[Work to complete]:
Return all lines with the word "filter" in them.

[Material to process]:
▬▬▬▬▬▬

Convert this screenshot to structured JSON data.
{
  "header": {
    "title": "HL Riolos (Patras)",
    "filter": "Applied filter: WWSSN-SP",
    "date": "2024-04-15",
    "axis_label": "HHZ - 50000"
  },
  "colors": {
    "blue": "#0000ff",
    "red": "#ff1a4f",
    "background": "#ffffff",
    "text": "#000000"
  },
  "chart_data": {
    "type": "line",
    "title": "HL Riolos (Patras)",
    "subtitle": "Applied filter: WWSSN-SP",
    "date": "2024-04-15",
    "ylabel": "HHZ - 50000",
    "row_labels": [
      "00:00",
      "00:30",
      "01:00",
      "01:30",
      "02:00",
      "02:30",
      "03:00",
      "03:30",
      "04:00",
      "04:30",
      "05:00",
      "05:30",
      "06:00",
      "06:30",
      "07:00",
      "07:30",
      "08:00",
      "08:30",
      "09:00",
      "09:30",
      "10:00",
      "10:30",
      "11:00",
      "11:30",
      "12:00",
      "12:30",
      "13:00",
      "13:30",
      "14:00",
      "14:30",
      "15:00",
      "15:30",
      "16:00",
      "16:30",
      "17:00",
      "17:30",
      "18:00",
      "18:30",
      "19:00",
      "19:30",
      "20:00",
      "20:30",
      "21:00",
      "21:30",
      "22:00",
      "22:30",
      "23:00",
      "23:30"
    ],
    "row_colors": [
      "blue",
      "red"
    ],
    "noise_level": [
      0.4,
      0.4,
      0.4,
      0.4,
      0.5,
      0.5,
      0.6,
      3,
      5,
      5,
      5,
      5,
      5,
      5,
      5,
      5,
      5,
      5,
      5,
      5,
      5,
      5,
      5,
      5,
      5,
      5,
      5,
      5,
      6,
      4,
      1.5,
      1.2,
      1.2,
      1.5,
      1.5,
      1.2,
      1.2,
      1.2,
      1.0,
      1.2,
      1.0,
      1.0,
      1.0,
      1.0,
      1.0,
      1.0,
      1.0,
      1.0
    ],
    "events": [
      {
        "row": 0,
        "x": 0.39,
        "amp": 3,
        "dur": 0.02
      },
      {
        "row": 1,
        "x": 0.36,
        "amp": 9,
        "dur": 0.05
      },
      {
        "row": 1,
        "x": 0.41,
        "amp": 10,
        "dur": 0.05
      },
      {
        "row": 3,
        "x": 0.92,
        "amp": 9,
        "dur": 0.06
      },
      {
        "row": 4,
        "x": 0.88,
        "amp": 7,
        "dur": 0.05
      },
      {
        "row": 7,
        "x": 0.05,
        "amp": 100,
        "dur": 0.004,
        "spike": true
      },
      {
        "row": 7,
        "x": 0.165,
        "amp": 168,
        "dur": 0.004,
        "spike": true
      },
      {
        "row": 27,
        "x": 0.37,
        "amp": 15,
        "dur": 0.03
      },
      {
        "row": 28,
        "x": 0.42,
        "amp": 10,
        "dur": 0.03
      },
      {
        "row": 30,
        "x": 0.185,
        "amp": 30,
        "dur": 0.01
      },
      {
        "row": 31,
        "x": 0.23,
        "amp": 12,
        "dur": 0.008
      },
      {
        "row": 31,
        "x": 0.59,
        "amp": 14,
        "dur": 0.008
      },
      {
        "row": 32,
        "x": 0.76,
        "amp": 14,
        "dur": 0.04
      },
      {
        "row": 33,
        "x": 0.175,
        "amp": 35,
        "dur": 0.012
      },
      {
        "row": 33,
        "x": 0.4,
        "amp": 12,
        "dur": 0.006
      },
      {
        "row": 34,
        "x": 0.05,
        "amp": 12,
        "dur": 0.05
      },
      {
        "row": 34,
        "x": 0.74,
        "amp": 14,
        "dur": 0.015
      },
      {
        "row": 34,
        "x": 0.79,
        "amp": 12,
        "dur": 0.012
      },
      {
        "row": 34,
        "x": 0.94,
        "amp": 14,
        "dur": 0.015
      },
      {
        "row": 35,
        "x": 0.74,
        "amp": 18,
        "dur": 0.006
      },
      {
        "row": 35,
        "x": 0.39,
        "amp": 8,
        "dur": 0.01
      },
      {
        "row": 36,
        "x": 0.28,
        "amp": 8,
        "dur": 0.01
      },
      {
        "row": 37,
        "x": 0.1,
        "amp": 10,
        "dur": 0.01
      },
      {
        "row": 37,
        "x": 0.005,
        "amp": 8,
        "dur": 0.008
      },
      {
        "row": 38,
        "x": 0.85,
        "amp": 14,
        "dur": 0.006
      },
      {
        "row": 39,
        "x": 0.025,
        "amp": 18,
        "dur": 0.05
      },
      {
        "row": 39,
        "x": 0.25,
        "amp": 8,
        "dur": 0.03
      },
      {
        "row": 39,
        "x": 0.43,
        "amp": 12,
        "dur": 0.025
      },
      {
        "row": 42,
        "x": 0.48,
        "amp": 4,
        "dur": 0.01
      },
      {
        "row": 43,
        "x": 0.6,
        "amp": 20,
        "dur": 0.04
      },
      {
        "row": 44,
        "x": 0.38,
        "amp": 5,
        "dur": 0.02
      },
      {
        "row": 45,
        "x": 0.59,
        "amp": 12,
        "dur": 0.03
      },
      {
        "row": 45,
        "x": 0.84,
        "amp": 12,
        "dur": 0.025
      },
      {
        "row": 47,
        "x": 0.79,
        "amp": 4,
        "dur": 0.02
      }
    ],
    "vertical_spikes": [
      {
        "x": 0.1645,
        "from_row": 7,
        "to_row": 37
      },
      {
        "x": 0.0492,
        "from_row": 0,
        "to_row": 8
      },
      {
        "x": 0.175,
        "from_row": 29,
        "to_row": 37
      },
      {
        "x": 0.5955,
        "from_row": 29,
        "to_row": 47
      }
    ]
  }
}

▬▬▬▬▬▬

[Exercise response]:
    "filter": "Applied filter: WWSSN-SP",
    "subtitle": "Applied filter: WWSSN-SP",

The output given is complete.